_AIM OF THE TASK:_
Locate and copy all lines bearing the word "Spirit".
--- begin TASK INPUT ---
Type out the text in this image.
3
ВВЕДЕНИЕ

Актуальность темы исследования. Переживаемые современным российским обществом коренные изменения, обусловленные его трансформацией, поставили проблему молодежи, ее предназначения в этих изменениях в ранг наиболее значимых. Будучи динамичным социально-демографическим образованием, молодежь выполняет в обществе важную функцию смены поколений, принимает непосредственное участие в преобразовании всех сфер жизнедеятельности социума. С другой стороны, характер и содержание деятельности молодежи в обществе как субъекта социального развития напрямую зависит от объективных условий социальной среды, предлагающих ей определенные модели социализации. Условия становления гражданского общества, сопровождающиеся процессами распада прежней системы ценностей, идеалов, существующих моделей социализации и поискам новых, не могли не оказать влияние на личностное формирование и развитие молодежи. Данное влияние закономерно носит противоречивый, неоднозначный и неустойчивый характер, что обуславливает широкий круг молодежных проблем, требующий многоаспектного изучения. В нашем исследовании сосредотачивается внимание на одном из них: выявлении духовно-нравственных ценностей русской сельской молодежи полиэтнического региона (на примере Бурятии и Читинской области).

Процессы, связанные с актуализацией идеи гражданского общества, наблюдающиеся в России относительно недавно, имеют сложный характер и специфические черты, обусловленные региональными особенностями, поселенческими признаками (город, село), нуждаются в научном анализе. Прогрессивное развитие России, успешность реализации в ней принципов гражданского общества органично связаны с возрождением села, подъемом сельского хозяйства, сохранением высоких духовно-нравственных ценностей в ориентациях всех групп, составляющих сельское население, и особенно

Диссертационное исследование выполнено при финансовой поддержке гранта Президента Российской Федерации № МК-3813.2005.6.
--- end TASK INPUT ---
--- begin TASK INPUT ---
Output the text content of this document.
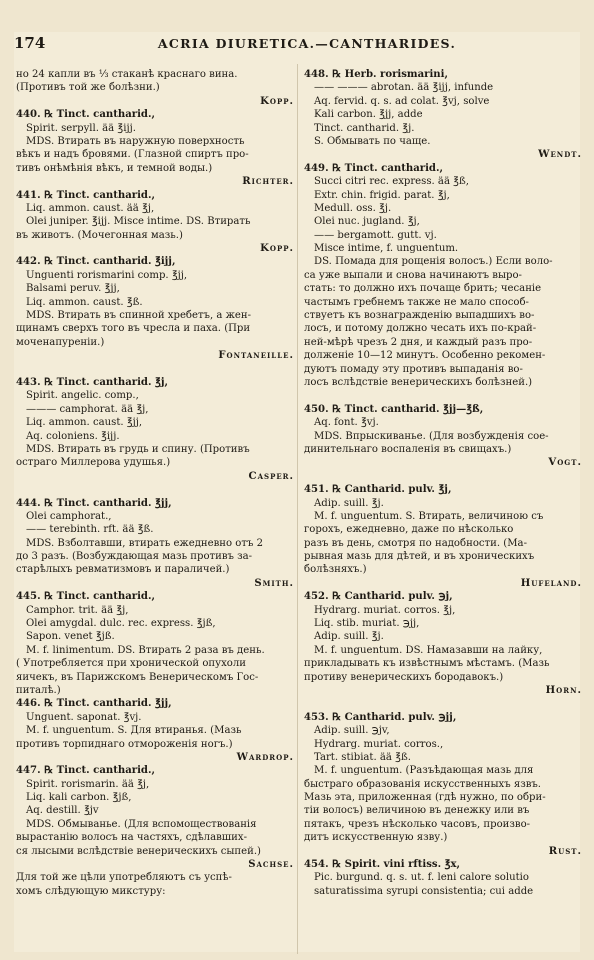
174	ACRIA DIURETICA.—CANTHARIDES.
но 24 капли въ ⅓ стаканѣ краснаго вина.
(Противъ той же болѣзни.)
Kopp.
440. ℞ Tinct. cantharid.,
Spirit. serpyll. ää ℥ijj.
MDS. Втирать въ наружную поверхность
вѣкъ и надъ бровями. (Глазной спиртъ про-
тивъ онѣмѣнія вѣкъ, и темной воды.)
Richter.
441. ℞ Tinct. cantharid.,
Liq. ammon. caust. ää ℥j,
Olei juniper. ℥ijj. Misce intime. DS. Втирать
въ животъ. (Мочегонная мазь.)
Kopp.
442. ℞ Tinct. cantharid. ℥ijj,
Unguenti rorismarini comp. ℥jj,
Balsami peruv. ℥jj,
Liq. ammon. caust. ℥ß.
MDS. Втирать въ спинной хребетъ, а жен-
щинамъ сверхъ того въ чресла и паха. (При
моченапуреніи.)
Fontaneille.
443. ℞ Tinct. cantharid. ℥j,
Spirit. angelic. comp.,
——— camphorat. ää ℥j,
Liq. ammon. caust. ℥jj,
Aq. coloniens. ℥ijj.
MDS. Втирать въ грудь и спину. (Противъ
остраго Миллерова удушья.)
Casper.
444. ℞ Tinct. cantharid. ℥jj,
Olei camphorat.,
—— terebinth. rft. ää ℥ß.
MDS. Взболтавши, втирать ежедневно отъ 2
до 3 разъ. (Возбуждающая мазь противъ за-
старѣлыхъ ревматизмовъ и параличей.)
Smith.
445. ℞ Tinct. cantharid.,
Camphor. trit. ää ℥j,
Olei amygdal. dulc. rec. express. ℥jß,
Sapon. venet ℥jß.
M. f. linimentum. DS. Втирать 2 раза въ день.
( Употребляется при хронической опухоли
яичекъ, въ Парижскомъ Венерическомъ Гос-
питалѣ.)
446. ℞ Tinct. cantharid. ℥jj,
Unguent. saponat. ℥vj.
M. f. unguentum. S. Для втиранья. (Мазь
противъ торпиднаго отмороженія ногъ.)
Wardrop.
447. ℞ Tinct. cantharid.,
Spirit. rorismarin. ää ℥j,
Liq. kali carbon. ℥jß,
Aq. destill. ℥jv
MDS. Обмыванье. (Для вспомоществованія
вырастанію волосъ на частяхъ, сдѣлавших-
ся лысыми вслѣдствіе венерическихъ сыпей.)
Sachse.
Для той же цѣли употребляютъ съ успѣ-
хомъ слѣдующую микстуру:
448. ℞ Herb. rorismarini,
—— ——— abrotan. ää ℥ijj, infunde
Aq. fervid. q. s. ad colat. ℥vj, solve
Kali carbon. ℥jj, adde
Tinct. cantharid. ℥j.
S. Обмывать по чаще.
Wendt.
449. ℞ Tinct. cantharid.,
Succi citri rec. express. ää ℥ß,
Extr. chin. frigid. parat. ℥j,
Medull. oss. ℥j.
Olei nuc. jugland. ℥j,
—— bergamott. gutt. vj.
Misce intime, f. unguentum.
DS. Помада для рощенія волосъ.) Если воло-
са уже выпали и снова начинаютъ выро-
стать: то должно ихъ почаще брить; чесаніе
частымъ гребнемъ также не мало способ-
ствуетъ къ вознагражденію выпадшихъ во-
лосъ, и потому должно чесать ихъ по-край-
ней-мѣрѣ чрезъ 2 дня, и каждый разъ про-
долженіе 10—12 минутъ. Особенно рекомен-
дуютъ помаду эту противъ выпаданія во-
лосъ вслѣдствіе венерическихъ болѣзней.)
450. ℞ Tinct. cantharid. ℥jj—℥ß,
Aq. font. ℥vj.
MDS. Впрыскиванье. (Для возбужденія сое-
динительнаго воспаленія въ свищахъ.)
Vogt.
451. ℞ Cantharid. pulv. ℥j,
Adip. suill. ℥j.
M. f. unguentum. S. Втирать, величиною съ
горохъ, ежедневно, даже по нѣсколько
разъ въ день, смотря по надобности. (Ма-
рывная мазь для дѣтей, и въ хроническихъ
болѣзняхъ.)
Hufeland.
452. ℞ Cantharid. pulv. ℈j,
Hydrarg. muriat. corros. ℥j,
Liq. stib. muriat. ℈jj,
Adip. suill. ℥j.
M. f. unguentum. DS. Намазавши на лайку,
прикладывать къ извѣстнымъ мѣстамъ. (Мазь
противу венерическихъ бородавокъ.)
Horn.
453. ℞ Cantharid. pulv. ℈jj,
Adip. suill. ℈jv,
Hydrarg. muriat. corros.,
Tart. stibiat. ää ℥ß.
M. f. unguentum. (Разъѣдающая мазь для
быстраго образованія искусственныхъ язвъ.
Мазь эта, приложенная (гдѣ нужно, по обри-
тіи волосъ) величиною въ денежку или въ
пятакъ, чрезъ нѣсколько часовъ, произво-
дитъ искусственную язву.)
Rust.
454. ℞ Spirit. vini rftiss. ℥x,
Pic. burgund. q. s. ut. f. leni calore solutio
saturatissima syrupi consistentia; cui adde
--- end TASK INPUT ---
_WRITTEN ANSWER:_
Spirit. serpyll. ää ℥ijj.
Spirit. angelic. comp.,
Spirit. rorismarin. ää ℥j,
454. ℞ Spirit. vini rftiss. ℥x,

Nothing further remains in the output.